PROBLEM => Each line below either holds the string "LƯỜNG" or doesn't. Count those that do and give only the number.

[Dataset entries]
━━━━━━━━━━━━━━━━

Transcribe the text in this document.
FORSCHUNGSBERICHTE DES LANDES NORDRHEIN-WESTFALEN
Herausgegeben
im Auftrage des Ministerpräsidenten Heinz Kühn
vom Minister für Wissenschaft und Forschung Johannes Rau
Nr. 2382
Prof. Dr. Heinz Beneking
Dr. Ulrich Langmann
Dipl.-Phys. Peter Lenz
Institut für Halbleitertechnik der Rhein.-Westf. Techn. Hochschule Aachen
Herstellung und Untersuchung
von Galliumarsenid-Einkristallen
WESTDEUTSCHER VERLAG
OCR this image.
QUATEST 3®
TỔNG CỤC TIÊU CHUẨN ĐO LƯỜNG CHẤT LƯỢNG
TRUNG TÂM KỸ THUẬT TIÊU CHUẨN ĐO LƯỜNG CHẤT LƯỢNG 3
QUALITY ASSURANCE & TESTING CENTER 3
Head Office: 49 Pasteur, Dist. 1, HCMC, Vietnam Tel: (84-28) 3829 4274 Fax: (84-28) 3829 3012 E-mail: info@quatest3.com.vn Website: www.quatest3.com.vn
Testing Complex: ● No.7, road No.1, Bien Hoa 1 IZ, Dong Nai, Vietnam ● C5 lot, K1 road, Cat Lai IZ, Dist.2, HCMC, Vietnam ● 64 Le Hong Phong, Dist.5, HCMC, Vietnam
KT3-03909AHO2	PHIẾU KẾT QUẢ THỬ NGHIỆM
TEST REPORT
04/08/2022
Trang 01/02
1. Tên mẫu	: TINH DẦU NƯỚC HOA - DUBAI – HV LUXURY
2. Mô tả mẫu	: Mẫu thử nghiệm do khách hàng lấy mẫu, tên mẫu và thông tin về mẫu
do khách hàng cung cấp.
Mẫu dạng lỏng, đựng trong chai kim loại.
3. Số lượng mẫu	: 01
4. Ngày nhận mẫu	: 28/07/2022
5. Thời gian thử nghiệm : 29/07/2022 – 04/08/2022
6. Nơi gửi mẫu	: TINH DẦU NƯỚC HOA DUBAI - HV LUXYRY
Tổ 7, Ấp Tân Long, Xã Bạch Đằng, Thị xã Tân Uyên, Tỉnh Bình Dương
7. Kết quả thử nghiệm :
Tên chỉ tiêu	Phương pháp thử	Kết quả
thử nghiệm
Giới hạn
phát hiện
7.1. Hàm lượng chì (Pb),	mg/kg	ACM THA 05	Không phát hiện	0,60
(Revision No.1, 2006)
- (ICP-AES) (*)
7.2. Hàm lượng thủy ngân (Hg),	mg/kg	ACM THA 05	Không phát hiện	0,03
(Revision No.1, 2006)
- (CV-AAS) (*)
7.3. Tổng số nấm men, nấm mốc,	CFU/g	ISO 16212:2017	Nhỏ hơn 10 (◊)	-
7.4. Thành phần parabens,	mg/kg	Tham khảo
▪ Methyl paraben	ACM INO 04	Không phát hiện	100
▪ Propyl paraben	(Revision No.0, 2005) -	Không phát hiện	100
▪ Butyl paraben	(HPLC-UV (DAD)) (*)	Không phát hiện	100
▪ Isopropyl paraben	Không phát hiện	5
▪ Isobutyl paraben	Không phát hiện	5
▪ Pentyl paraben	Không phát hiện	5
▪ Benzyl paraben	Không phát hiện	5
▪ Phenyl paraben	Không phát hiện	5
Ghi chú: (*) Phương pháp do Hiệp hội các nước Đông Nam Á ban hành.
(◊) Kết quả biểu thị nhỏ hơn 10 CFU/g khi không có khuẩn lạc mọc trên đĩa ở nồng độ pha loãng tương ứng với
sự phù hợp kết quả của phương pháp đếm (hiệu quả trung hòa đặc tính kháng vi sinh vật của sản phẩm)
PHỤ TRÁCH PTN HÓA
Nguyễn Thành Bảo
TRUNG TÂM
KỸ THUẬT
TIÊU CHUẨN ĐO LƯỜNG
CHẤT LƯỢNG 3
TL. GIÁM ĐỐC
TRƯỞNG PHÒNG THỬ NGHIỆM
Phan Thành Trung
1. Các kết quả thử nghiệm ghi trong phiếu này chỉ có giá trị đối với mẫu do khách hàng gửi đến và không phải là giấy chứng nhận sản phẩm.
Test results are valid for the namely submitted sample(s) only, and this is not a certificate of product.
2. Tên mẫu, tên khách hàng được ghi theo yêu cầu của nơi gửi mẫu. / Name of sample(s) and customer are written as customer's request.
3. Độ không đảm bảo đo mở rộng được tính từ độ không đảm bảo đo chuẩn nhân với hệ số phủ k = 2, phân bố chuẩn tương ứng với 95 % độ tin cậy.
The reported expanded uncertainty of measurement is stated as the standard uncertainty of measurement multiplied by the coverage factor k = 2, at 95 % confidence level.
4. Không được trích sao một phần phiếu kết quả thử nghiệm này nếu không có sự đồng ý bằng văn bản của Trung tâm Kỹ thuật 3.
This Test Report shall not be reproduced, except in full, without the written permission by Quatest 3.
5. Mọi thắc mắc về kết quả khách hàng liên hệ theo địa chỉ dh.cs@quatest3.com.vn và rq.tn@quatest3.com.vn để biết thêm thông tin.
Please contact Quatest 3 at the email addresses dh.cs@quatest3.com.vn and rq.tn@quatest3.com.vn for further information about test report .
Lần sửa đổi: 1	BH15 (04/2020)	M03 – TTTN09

━━━━━━━━━━━━━━━━

SOLVED EXERCISE => 3